= WHAT YOU ARE ASKED TO DO =
Restate the material word for word and leave out anything that is a picture.

= DATA EXCERPTS =
────────────────────

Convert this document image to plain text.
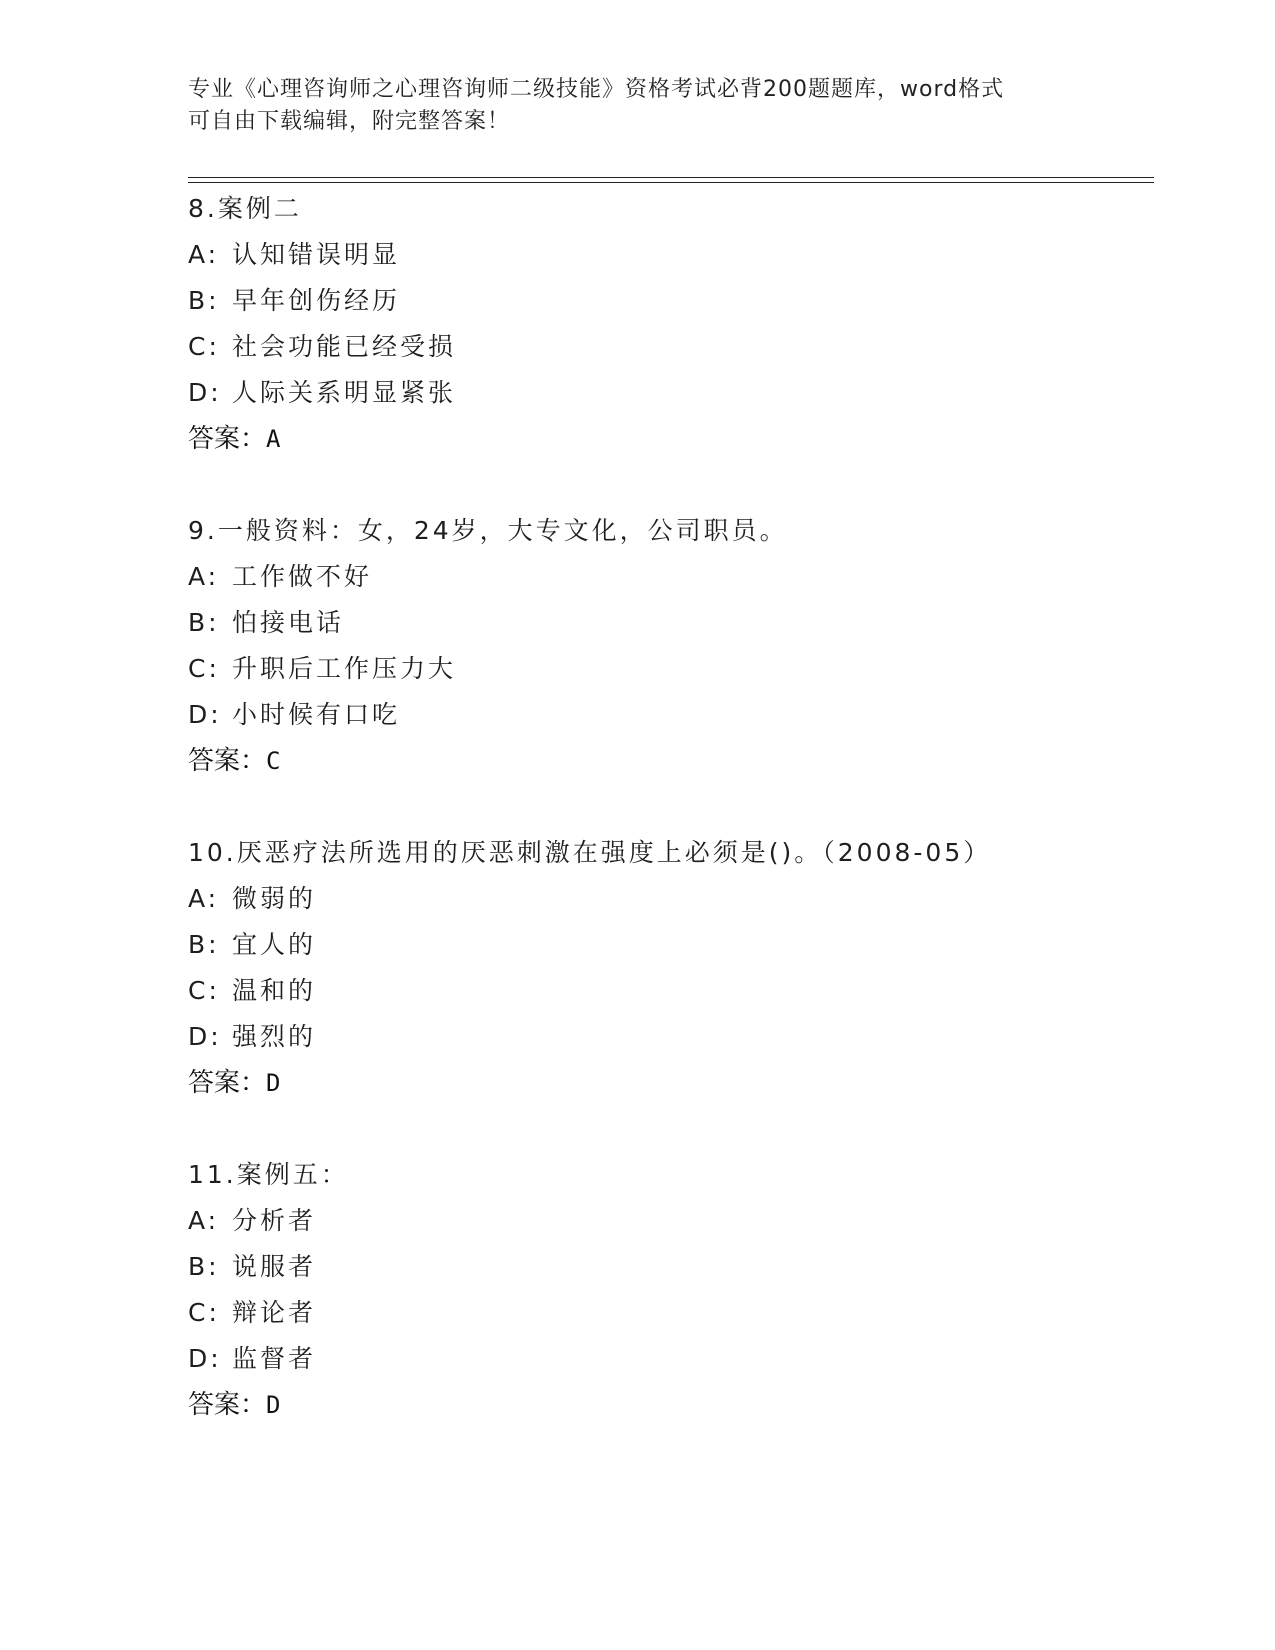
专业《心理咨询师之心理咨询师二级技能》资格考试必背200题题库，word格式
可自由下载编辑，附完整答案！
8.案例二
A: 认知错误明显
B: 早年创伤经历
C: 社会功能已经受损
D: 人际关系明显紧张
答案：A
9.一般资料：女，24岁，大专文化，公司职员。
A: 工作做不好
B: 怕接电话
C: 升职后工作压力大
D: 小时候有口吃
答案：C
10.厌恶疗法所选用的厌恶刺激在强度上必须是()。（2008-05）
A: 微弱的
B: 宜人的
C: 温和的
D: 强烈的
答案：D
11.案例五：
A: 分析者
B: 说服者
C: 辩论者
D: 监督者
答案：D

────────────────────

= EXERCISE ANSWER =
Convert this document image to plain text.
专业《心理咨询师之心理咨询师二级技能》资格考试必背200题题库，word格式
可自由下载编辑，附完整答案！
8.案例二
A: 认知错误明显
B: 早年创伤经历
C: 社会功能已经受损
D: 人际关系明显紧张
答案：A
9.一般资料：女，24岁，大专文化，公司职员。
A: 工作做不好
B: 怕接电话
C: 升职后工作压力大
D: 小时候有口吃
答案：C
10.厌恶疗法所选用的厌恶刺激在强度上必须是()。（2008-05）
A: 微弱的
B: 宜人的
C: 温和的
D: 强烈的
答案：D
11.案例五：
A: 分析者
B: 说服者
C: 辩论者
D: 监督者
答案：D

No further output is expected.